*Problem statement*:
Continue the WLCG Operations Coordination minutes from where they stop.

*Provided passage*:

_ _ _

WLCG Operations Coordination Minutes, Sep 1, 2022

Highlights

Agenda

https://indico.cern.ch/event/1188546/

Attendance

  • local:
  • remote: Alessandra (Napoli), Alessandro (EGI), Andrea (WLCG), Andrew (TRIUMF), Christoph (CMS), David Cameron (ATLAS + ARC), David Cohen (Technion), Doug (BNL), Giuseppe (CMS), Maarten (ALICE + WLCG), Marian (networks + ETF), Mark (LHCb + Birmingham), Panos (WLCG), Pavel (KIT), Shawn (networks + AGLT2), Stefano (CNAF), Stephan (CMS), Thomas (DESY), Xavier (KIT), ufa
  • apologies: Julia (WLCG)

Operations News

  • the next meeting is planned for Sep 29

Special topics

Future WLCG helpdesk

see the presentation

Discussion

  • Alessandro:
    • there also are requirements from EOSC-Future and other parties
    • we need to keep track of all requirements together somewhere
    • the EGI JIRA could be used for that
    • this presentation should also be given to the EGI OMB
  • Pavel:
    • we should indeed merge the requirements in some way
    • a presentation to the EGI OMB can be scheduled

  • David Cohen:
    • what will happen to the GGUS ticket history?
    • many tickets may provide a valuable knowledge base
  • Maarten:
    • we consider preserving them as static HTML pages for a while
    • however, there are e.g. GDPR issues to be concerned about
    • and the tickets' relevance will steadily decline over time
  • Pavel:
    • the new helpdesk has knowledge base functionality
    • some of its knowledge might be imported from GGUS

  • Maarten:
    • the new helpdesk will need to have several features for WLCG
    • we will not just copy everything that GGUS can do today
    • some things were never really used and can finally be dropped
    • we may also come up with new things to consider
    • we will organize followup meetings for experiment input etc.
  • Pavel:
    • we have a Google Doc and Sheet for first proposals etc.
    • from that we derive a prioritized list of features to be implemented
    • we expect to have a first version deployed early next year
  • Maarten:
    • we then will start trying it out with some support units
    • we need to have everything working well before the end of 2024,
      when the Remedy version used by GGUS becomes unsupported
    • GGUS will disable ticket submission when the new helpdesk is
      sufficiently ready to take over
    • old tickets are handled in GGUS until it has to be shut down

  • Alessandro:
    • the evolution of the new helpdesk and the transition from GGUS
      are funded through EGI-ACE etc.

KIT storage SIR

see the presentation

Discussion

  • Maarten:
    • the incident looks mostly due to human error?
  • Xavier:
    • well, it should also be noted that dCache had received
      return codes that suggested those files were safe on GPFS,
      when in fact they had only been successfully received by
      the GPFS buffer from which they are sent to disk servers
  • Maarten:
    • maybe that is due to configuration, but receiving confirmation
      only when the files are on the disk servers might well imply
      a big, possibly unacceptable impact on performance
    • we can live with such occasional, small-scale (!) incidents

Middleware News

  • Useful Links
  • Baselines/News
    • we intend to launch a short questionnaire about the
      experiences, if any, that sites have gathered on the
      various EL8- and possibly EL9-compatible distributions
      • results to be presented in Ops Coordination or the GDB

Tier 0 News

Tier 1 Feedback

Tier 2 Feedback

Experiments Reports

ALICE

  • Mostly business as usual

ATLAS

  • Smooth running with 500-700k cores including HLT farm since beam stopped last week
  • Removing GridFTP support completely from BNL tape systems revealed some dependencies in FTS, will be fixed in release deployed next week
  • Robot cert used for all Rucio transfers will change owner and hence DN. We will do thorough testing and notify sites of any problems.

_ _ _

*Data entries*:

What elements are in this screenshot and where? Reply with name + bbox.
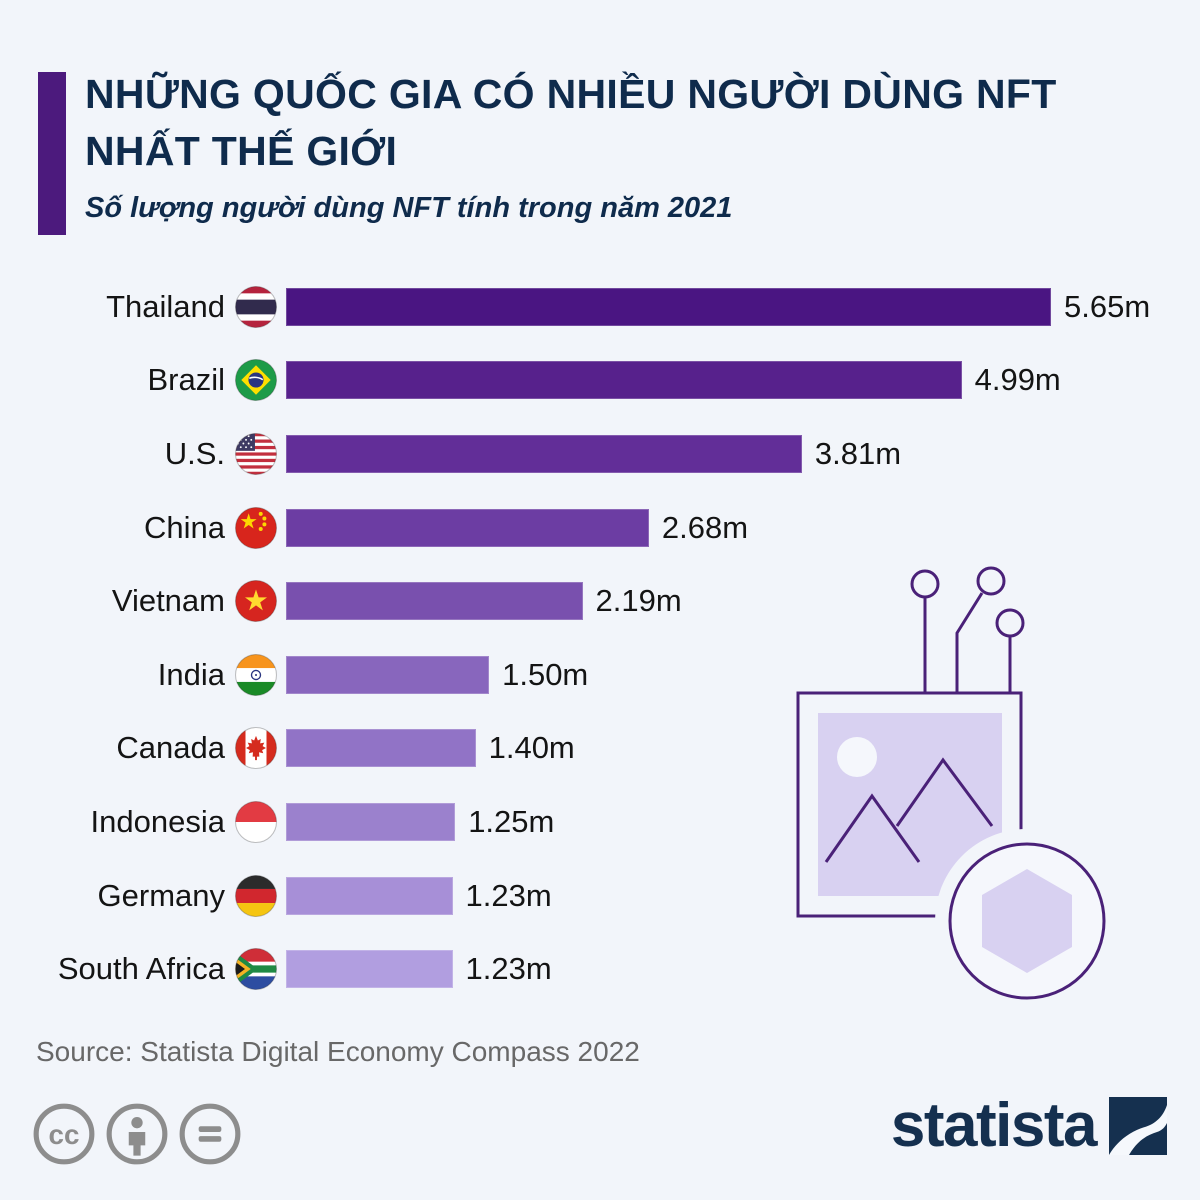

_ _ _

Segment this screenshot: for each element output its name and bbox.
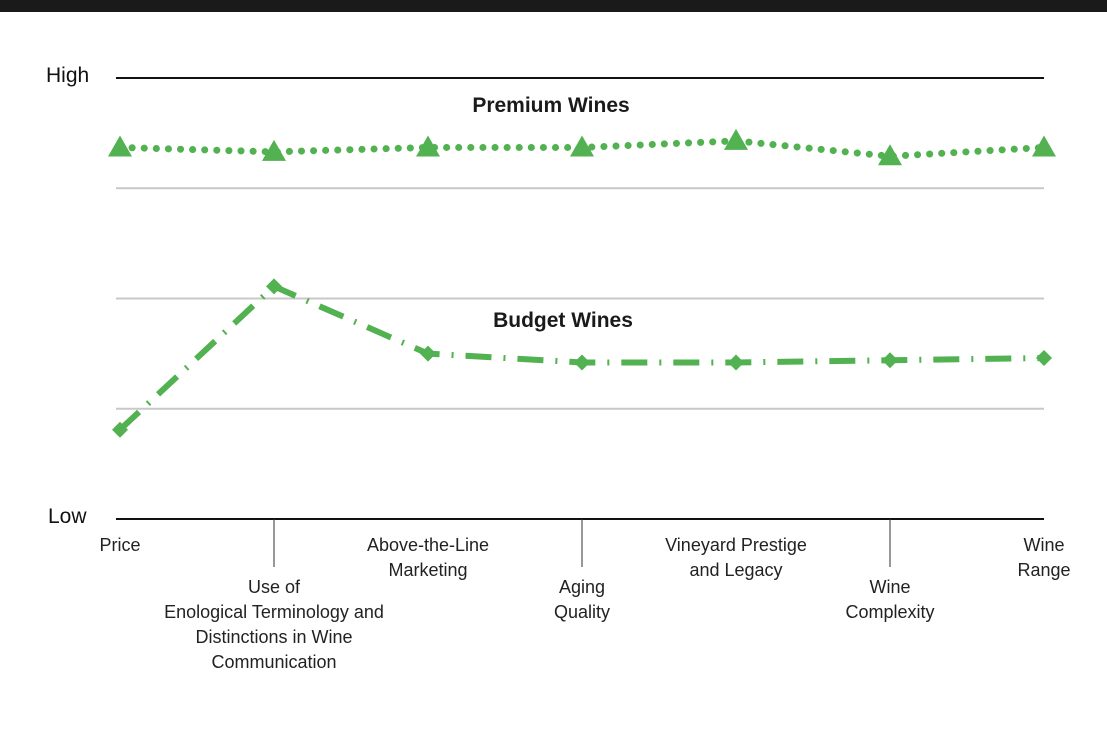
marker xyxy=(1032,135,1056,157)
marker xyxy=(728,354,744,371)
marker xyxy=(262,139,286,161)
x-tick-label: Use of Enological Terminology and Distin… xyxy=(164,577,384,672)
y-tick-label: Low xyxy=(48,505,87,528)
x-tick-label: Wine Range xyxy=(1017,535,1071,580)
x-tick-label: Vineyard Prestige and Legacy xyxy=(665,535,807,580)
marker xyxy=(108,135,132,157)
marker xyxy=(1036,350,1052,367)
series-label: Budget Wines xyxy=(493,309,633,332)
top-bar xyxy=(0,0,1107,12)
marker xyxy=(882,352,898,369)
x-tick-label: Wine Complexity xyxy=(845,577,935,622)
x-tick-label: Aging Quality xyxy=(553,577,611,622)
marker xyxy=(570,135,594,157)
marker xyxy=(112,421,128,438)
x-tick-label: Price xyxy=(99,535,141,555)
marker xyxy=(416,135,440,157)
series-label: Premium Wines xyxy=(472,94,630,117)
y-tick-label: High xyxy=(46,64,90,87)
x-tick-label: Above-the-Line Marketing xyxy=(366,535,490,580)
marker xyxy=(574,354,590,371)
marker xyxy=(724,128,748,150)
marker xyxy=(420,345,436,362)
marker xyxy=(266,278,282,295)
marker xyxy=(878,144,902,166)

_ _ _

*Reply to the exercise*:
  • All ATLAS jobs use Apptainer instead of Singularity from 4 August (ATLAS-maintained version in CVMFS with fallback to local install)
  • Some concerns from sites about enabling dCache SRR API, since it exposes a lot of admin information too

Discussion

  • Thomas:
    • not clear if the issue is with the dCache SRR or REST interface?
  • Xavier:
    • indeed
  • David Cameron:
    • to be followed up
  • Maarten:
    • maybe open an issue in the dCache tracker as needed?
    • will inform Julia of this potential concern

CMS

  • August was a rather quiet month, very few issues for CMS
  • running smoothly between 350k and 450k cores
    • usual production/analysis split of 75% and 25%
    • significant contribution from HPCs up to 70k cores
    • main production activity Run 2 ultra-legacy Monte Carlo
  • VOC working with groups on CERN VM migration campaign
  • waiting on python3 version/port of HammerCloud

LHCb

  • Generally smooth running
  • No significant issues continuing from the summer
  • Significant progress on a couple of problematic and long-standing tickets (many thanks to those involved!):
    • GGUS:155120 Slow deletions at RAL - XRoot proxies found to serialise deletion requests. Config fix incoming
    • GGUS:153653 Socket timeouts at NL-T1. Found to be due to root attempting to open all files at once and hitting limits on single storage pool nodes. Config changed to increase number of connections and bug report opened against hadd (https://github.com/root-project/root/issues/11276)
  • With some fluctuations, have been nearly 200K jobs reliably all summer, mostly MC generation

Task Forces and Working Groups

GDPR and WLCG services

Accounting TF

dCache upgrade TF

Information System Evolution TF

IPv6 Validation and Deployment TF

Detailed status here.

Monitoring

  • We remind experiments, xrootd and dCache development teams to provide input for the draft with the minimum schema for transfer monitoring which should be used for all WLCG transfers.

https://docs.google.com/document/d/1tBECfGHk4AybPoorpEe2WiBwYH9zodv-4shiW1RGUv4/edit The deadline is the 30th of September

Network Throughput WG


  • perfSONAR infrastructure - 4.4.4 is the latest release
  • WLCG/OSG Network Monitoring Platform
    • New alarms detecting LHCOPN/LHCONE routing changes and sudden drops in throughput are now available
    • Each alarm comes with a link to a dashboard that shows all the details
    • On-going development and testing of the direct publishing of measurements from perfSONARs
  • Recent and upcoming WG updates:
  • WLCG Network Throughput Support Unit: see twiki for summary of recent activities.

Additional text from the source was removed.